Extrait de page:
Vu la procédure suivante :
Procédure contentieuse antérieure
L'association Pour la rivière Joyeuse, M. J... G..., M. C... H..., le groupement foncier agricole de la Commanderie, M. E... D..., M. B... A... et M. I... F... ont demandé au tribunal administratif de Grenoble d'annuler l'arrêté des préfets de la Drôme et de l'Isère des 18 et 21 octobre 2019 portant autorisation au titre des rubriques 3.1.2.0, 3.1.5.0, 3.2.1.0, 3.2.2.0, 3.1.2.0, 3.2.3.0, 3.2.5.0, 3.2.6.0, et 3.3.1.0 de la nomenclature annexée à l'article R. 214-1 du code de l'environnement, du projet d'aménagement contre les crues et de restauration physique de la rivière La Joyeuse sur le territoire des communes de Montmiral, Parnans, Chatillon-Saint-Jean, Saint-Paul-lès-Romans et Saint-Lattier au bénéfice de la communauté d'agglomération Valence Romans Agglo (CAVRA).
Par jugement avant-dire-droit n° 1908222 du 14 juin 2022, le tribunal a sursis à statuer sur la demande dans l'attente de la délivrance d'une autorisation modificative portant dérogation aux interdictions d'atteinte aux espèces protégées figurant au I de l'article L. 411-1 du code de l'environnement, et a imparti aux préfets de la Drôme et de l'Isère un délai de douze mois à compter de la notification du jugement pour produire ladite régularisation.

Matériel:
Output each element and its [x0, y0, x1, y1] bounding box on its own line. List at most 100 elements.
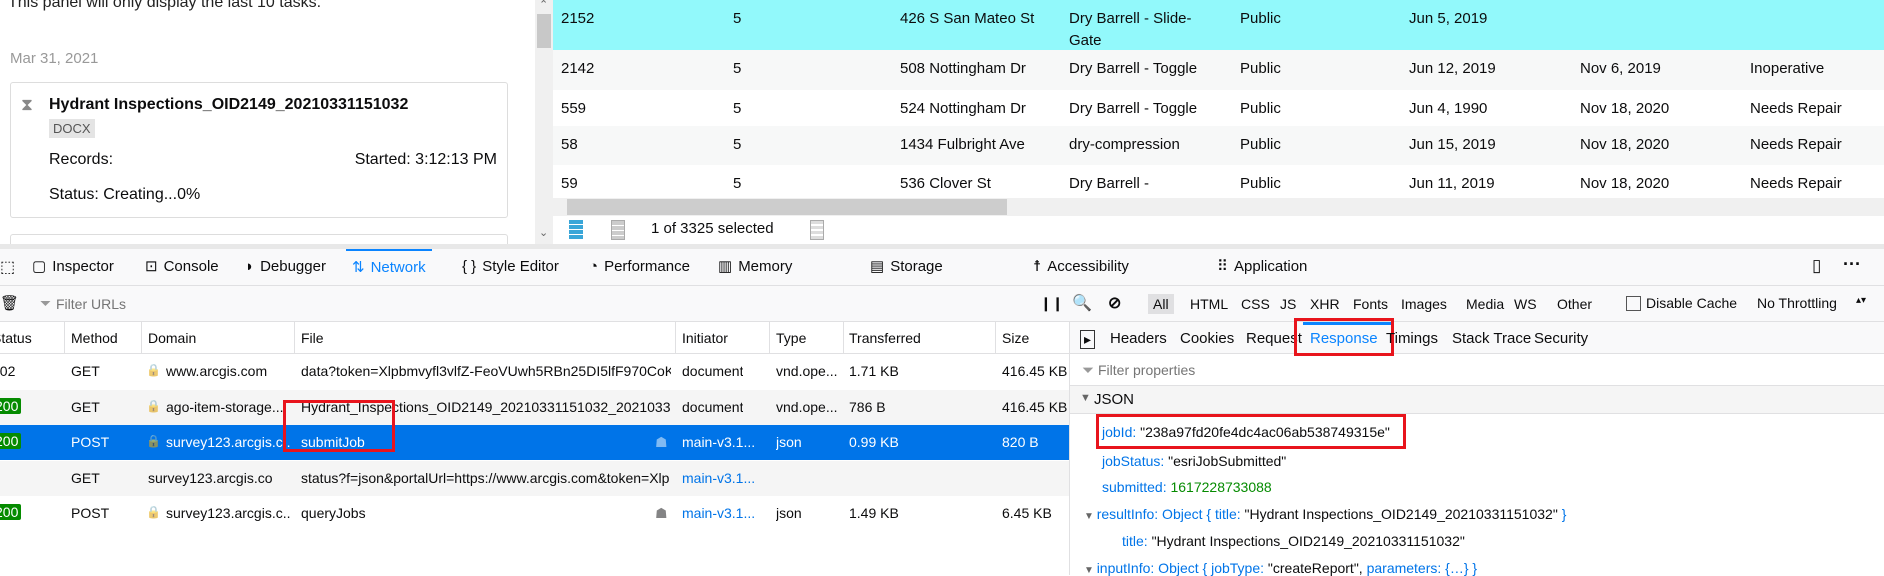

Question brève:
Répondez aux questions suivantes d'après l'extrait sur la rivière Joyeuse :
(a) Quel tribunal administratif a été saisi de la demande d'annulation de l'arrêté ?
(b) Au bénéfice de quelle communauté d'agglomération le projet a-t-il été autorisé ?
(c) Quel délai le jugement du 14 juin 2022 a-t-il imparti aux préfets pour produire la régularisation ?

Réponse attendue:
(a) Le tribunal administratif de Grenoble.
(b) La communauté d'agglomération Valence Romans Agglo (CAVRA).
(c) Un délai de douze mois à compter de la notification du jugement.